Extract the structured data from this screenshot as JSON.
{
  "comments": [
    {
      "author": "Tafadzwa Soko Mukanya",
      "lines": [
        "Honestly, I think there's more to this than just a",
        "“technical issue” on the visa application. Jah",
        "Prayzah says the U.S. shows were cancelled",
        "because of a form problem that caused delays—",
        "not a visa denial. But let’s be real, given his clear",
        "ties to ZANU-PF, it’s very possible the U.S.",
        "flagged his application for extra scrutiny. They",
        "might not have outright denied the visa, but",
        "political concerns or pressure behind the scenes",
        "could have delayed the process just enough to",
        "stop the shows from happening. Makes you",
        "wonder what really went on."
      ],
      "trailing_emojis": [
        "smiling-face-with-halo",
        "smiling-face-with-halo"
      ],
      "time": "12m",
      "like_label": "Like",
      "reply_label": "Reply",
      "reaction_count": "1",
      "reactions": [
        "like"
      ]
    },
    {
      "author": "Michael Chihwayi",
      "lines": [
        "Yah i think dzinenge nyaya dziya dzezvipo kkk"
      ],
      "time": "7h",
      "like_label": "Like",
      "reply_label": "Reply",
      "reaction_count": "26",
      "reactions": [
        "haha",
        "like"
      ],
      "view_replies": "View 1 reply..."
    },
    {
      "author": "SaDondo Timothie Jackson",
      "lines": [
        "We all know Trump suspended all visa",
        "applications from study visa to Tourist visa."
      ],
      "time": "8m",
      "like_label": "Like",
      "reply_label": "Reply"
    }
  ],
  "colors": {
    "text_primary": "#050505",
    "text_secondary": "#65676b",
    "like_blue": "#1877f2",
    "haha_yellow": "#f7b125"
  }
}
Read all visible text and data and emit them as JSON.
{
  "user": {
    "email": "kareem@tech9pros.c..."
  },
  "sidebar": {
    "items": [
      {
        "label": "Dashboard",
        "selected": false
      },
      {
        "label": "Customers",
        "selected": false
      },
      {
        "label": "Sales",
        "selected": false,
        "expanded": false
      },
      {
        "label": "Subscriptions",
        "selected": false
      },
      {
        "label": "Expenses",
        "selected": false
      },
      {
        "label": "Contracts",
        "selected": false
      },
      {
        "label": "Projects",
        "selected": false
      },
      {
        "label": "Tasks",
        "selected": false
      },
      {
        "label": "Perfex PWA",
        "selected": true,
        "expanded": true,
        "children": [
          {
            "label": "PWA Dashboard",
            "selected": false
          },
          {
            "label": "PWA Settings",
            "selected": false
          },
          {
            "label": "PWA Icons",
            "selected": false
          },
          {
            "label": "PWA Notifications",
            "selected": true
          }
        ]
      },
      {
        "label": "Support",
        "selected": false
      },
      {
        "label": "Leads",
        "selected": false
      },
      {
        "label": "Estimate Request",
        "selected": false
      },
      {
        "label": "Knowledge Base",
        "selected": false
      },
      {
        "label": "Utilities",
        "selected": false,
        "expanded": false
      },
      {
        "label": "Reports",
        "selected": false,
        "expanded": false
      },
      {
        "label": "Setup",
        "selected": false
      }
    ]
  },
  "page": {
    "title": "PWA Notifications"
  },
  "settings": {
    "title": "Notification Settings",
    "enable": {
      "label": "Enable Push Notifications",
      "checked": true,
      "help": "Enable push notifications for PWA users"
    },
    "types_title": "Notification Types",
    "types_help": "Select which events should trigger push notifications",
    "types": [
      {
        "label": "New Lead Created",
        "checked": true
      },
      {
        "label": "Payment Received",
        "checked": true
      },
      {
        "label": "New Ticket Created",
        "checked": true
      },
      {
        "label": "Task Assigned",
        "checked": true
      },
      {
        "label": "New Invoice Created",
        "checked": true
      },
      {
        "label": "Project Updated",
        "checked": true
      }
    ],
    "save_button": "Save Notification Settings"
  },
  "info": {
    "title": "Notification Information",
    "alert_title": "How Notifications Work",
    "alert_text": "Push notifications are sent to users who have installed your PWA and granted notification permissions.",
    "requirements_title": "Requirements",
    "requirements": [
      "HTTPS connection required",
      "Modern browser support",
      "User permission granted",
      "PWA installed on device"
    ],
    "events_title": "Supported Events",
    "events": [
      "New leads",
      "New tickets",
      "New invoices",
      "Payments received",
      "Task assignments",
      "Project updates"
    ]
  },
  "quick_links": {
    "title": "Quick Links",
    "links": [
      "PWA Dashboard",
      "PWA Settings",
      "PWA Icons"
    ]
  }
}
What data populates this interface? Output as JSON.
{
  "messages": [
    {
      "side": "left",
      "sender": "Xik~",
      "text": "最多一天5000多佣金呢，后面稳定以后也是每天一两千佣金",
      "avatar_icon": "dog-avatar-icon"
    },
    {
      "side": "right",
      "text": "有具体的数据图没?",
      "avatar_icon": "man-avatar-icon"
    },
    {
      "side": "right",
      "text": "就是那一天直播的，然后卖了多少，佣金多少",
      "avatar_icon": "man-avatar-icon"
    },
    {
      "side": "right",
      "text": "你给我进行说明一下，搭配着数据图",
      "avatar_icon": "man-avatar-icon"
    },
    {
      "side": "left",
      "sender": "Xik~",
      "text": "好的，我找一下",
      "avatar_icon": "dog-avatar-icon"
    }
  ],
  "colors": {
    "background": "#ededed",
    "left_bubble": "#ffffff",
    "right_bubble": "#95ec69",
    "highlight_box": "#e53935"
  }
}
::::
Check each line above for the word "Dashboard" and copy the ones that have it.

Full response:
        "label": "Dashboard",
            "label": "PWA Dashboard",
      "PWA Dashboard",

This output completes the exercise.